* Istruzioni: Restituisci il testo riportato per intero, parola per parola, senza modifiche.

DIRETTA RAI PER COMIZIO A CATANIA – Rainews24 ha trasmesso, in diretta, il comizio di chiusura della destra per le elezioni di Catania. Sul palco Meloni, Tajani, Lupi, Salvini. La presidente della Commissione vigilanza Rai, la 5S Barbara Floridia, ha dichiarato che « Si potrebbe profilare una violazione importante della par condicio e del pluralismo che il servizio pubblico non si può assolutamente permettere ». Proteste da parte anche del Pd mentre l’ad Roberto Sergio ha sottolineato l’importanza di « una corretta rappresentazione del dibattito politico ». Subito ha risposto il direttore di Rainews 24 , Paolo Petrecca, il quale ha precisato che « la testata nell’arco della giornata ha dato ampio spazio a tutte le forze politiche ».

* Dati forniti:
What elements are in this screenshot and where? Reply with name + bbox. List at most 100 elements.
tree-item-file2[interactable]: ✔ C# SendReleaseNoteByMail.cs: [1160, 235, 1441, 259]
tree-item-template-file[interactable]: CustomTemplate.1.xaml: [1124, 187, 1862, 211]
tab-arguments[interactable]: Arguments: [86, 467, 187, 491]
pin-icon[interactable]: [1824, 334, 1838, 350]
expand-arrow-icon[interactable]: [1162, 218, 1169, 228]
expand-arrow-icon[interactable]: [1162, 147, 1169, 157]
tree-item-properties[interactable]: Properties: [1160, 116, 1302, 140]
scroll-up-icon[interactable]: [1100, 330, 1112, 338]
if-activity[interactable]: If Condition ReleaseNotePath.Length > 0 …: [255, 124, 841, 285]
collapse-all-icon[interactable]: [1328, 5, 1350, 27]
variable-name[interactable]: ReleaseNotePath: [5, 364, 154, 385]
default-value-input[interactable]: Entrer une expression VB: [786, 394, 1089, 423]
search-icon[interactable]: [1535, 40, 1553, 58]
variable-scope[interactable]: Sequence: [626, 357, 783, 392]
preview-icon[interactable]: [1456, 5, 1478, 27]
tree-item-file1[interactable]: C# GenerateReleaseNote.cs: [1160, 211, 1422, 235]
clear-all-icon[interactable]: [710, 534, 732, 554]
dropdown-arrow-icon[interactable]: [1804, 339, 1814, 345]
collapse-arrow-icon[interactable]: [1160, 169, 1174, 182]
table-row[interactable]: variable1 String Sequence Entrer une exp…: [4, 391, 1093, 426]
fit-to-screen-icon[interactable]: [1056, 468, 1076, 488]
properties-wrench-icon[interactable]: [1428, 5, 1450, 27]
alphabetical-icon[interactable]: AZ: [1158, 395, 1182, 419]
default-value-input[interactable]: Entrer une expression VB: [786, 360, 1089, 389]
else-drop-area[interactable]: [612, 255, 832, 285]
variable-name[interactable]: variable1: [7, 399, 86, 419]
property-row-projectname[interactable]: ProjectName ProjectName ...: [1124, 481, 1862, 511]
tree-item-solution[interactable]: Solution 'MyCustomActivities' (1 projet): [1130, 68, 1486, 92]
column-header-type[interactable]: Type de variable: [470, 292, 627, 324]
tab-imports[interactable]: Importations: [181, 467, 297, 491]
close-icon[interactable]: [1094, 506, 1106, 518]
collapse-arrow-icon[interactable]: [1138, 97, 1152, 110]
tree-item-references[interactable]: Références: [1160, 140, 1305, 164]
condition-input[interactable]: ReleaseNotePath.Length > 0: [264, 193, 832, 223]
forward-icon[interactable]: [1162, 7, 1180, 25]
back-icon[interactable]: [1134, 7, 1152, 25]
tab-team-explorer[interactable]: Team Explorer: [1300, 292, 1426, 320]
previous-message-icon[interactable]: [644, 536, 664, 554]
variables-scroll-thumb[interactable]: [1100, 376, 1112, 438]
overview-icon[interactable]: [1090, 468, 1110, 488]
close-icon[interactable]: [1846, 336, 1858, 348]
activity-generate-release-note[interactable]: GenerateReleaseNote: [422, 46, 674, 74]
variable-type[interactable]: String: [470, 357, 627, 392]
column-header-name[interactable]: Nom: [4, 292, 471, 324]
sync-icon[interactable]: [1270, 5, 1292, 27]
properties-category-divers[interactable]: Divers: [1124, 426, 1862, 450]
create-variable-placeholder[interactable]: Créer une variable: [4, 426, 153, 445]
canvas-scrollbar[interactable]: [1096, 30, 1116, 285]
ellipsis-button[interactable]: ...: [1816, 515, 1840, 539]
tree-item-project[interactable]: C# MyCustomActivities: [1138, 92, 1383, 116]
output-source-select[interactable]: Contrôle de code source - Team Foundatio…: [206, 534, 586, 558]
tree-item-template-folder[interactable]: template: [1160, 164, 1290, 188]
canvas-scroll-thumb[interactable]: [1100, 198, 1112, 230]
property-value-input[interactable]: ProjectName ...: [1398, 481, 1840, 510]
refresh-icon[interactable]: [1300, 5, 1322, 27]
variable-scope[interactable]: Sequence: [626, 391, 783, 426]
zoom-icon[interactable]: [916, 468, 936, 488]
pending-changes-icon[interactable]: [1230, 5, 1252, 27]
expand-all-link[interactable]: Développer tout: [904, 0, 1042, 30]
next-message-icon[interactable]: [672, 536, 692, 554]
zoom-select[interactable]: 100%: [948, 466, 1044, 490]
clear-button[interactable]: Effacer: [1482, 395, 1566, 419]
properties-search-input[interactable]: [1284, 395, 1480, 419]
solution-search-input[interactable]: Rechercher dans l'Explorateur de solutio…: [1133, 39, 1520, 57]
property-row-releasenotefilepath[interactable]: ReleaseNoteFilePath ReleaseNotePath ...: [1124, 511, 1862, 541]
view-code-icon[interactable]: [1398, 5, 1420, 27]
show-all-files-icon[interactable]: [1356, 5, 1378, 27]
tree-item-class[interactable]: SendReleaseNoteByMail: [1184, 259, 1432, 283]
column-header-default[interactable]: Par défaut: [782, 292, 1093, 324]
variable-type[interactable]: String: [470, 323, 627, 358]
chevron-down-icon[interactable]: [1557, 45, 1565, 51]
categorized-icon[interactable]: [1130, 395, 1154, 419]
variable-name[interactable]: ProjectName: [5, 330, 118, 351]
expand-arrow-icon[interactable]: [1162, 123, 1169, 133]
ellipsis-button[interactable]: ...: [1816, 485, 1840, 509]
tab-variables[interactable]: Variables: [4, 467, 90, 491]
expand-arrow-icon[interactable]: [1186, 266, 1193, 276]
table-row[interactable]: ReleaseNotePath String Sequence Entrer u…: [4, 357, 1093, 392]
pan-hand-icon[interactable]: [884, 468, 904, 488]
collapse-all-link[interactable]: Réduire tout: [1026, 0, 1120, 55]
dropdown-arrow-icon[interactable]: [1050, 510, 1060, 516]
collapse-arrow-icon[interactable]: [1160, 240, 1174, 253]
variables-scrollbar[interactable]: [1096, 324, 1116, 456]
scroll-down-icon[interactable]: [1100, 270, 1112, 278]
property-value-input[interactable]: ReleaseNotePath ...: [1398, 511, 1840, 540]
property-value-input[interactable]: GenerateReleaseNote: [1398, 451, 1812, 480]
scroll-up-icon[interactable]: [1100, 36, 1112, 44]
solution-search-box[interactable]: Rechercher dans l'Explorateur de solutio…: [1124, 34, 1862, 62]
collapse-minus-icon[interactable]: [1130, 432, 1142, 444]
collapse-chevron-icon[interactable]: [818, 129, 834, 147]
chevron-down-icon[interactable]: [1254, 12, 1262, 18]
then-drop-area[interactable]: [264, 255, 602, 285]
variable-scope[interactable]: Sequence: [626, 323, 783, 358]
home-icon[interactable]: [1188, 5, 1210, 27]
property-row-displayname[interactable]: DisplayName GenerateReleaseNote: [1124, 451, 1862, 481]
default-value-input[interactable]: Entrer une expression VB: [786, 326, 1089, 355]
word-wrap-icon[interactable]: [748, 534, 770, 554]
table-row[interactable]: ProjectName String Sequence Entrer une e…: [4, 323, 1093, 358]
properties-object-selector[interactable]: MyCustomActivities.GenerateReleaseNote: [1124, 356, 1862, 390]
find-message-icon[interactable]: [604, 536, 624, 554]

* Risposta:
DIRETTA RAI PER COMIZIO A CATANIA – Rainews24 ha trasmesso, in diretta, il comizio di chiusura della destra per le elezioni di Catania. Sul palco Meloni, Tajani, Lupi, Salvini. La presidente della Commissione vigilanza Rai, la 5S Barbara Floridia, ha dichiarato che « Si potrebbe profilare una violazione importante della par condicio e del pluralismo che il servizio pubblico non si può assolutamente permettere ». Proteste da parte anche del Pd mentre l’ad Roberto Sergio ha sottolineato l’importanza di « una corretta rappresentazione del dibattito politico ». Subito ha risposto il direttore di Rainews 24 , Paolo Petrecca, il quale ha precisato che « la testata nell’arco della giornata ha dato ampio spazio a tutte le forze politiche ».